┌─ RECORDS TO USE

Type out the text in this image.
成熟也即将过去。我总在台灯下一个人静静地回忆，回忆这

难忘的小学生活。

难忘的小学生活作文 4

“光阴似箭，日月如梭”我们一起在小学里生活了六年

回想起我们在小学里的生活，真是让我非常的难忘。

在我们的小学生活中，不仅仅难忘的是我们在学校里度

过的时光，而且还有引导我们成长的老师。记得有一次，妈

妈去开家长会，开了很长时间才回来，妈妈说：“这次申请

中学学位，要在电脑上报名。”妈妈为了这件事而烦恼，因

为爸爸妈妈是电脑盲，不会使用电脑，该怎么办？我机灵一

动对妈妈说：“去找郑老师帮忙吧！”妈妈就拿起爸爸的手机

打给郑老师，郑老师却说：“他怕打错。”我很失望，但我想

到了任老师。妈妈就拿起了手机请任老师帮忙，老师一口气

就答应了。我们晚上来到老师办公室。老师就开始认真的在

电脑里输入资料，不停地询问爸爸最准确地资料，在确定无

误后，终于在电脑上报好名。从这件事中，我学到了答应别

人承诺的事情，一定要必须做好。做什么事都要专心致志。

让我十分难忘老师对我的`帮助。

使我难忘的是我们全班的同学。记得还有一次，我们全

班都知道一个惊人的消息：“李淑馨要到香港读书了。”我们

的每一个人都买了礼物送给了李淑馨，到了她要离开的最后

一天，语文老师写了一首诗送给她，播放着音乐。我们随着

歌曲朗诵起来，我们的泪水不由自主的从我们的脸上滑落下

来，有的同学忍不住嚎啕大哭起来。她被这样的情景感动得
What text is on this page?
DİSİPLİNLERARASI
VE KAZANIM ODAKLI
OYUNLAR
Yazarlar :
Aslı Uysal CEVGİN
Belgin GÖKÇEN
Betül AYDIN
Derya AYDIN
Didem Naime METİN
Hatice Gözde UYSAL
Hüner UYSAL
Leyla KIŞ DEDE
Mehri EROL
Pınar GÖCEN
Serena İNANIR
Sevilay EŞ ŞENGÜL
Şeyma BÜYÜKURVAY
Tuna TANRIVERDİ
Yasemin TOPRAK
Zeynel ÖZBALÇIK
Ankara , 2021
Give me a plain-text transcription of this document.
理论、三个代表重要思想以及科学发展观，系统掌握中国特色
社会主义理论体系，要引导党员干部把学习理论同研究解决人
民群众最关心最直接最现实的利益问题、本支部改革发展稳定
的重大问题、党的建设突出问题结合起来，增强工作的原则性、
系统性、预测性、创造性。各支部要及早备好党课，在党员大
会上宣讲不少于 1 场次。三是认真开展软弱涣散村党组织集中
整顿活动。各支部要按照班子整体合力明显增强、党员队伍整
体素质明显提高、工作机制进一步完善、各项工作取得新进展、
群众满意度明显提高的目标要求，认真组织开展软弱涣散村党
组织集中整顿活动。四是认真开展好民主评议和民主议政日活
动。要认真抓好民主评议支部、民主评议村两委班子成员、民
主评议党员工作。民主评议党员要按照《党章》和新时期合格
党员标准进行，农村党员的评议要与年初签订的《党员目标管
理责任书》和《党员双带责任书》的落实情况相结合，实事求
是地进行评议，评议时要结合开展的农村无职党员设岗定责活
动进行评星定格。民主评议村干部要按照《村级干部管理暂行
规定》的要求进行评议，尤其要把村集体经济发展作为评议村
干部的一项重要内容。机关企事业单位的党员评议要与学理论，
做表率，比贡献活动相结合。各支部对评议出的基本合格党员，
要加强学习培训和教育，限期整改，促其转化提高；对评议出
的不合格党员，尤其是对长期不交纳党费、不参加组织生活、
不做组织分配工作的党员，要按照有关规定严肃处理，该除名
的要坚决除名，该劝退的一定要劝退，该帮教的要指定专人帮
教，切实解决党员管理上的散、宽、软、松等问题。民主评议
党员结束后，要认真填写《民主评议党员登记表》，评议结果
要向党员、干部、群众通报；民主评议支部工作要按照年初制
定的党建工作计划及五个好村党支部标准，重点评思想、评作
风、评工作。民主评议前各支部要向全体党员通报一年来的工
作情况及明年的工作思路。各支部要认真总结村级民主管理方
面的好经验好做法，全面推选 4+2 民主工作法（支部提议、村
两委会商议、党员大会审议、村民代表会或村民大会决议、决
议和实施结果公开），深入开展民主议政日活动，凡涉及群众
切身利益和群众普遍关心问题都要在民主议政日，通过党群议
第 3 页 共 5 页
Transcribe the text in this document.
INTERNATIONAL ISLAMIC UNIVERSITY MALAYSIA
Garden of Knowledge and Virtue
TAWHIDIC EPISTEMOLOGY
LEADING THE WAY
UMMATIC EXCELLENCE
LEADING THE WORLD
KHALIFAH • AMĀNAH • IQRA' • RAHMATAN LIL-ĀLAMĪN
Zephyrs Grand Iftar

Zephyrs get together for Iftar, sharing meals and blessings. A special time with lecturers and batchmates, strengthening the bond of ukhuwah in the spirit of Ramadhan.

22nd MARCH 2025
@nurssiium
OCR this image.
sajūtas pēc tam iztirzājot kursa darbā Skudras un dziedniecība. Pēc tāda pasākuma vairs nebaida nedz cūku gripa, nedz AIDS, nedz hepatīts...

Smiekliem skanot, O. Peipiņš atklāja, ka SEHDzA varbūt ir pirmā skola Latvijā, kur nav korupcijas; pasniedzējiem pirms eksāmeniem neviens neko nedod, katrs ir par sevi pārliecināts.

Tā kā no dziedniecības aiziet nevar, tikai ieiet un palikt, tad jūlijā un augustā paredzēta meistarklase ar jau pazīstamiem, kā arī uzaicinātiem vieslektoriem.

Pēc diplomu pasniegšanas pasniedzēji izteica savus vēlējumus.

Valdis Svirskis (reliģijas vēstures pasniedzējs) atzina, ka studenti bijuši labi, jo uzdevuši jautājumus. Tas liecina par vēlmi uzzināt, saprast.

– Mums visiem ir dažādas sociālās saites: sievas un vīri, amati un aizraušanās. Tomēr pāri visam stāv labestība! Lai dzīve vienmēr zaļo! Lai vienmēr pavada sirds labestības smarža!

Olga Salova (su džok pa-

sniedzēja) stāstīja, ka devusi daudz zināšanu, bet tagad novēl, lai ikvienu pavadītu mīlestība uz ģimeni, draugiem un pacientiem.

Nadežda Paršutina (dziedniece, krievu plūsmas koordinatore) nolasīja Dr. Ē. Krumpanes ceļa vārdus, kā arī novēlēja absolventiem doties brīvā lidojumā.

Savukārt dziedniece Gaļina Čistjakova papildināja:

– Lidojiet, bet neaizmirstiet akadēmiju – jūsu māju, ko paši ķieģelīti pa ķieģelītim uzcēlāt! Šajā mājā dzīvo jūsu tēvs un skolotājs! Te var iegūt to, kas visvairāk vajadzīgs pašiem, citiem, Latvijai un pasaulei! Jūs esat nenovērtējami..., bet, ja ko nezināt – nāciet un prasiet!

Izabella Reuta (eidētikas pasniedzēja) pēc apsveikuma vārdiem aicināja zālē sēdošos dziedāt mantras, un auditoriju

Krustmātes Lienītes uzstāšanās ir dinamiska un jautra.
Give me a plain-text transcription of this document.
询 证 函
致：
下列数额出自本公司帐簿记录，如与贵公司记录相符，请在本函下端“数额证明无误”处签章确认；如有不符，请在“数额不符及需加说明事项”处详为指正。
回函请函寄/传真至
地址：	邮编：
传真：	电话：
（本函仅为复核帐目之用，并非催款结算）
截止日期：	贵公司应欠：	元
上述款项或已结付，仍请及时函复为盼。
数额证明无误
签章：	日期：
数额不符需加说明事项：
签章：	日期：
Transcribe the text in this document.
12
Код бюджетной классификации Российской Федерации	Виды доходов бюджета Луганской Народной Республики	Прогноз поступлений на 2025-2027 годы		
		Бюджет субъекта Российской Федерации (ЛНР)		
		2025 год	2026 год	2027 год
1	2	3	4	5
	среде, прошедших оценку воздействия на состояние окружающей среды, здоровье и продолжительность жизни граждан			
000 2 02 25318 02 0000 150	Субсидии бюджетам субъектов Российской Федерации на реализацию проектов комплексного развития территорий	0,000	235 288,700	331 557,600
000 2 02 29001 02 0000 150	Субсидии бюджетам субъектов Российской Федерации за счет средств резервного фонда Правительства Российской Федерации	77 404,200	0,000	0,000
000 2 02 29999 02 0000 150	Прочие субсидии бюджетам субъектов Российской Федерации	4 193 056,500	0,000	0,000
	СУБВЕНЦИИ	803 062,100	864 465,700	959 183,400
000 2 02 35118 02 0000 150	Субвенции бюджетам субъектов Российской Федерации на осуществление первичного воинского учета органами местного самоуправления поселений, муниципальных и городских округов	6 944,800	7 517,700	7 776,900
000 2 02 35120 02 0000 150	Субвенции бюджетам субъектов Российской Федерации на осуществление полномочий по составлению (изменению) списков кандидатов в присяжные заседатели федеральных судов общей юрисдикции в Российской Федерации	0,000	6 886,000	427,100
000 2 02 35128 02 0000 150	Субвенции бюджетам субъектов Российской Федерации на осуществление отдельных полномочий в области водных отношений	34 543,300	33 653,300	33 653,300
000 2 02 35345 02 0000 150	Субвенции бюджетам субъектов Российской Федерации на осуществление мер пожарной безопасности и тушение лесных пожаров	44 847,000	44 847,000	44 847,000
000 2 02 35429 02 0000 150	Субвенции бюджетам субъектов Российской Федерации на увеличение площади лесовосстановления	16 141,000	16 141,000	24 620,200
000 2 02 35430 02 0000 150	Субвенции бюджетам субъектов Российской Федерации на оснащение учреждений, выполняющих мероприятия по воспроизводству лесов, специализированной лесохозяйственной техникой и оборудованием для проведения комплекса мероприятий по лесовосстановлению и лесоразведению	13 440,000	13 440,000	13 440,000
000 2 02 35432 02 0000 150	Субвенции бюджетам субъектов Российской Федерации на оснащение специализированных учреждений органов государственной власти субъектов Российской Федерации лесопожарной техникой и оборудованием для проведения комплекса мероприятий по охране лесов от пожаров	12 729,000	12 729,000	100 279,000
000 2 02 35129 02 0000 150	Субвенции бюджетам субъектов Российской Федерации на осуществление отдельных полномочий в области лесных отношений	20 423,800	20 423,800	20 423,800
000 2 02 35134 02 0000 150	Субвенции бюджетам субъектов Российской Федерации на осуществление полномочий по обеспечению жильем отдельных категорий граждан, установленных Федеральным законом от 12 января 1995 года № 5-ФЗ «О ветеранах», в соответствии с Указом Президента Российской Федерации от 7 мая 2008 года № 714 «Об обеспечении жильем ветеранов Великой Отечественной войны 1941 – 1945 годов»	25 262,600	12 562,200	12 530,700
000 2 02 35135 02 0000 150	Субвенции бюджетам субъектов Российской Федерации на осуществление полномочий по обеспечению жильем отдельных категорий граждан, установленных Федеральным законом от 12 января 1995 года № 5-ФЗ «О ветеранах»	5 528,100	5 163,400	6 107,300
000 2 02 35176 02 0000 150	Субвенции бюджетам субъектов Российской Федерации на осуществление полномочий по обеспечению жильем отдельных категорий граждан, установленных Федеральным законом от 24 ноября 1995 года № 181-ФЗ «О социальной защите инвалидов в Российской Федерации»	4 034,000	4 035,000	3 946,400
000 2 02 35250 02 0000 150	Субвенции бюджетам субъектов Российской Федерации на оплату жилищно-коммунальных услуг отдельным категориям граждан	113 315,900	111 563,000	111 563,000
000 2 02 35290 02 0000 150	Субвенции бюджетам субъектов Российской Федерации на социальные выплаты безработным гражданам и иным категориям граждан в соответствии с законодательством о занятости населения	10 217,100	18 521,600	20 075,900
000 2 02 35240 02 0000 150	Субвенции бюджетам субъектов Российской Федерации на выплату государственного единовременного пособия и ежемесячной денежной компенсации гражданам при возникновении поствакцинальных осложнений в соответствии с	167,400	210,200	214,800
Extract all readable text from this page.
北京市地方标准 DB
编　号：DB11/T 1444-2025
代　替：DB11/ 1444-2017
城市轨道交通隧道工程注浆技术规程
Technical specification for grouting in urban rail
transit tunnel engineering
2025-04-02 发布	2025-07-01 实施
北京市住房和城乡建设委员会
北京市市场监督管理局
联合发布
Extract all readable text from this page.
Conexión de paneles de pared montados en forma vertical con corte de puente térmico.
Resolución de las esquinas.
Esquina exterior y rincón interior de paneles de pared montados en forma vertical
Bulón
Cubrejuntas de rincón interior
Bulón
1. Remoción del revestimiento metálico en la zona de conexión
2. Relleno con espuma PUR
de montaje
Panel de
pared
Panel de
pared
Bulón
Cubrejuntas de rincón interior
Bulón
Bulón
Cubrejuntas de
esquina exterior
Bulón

└─

EXERCISE DESCRIPTION: Filter the listing above for the string "image" and copy every matching line.

RESULT OF THE TASK:
Type out the text in this image.
OCR this image.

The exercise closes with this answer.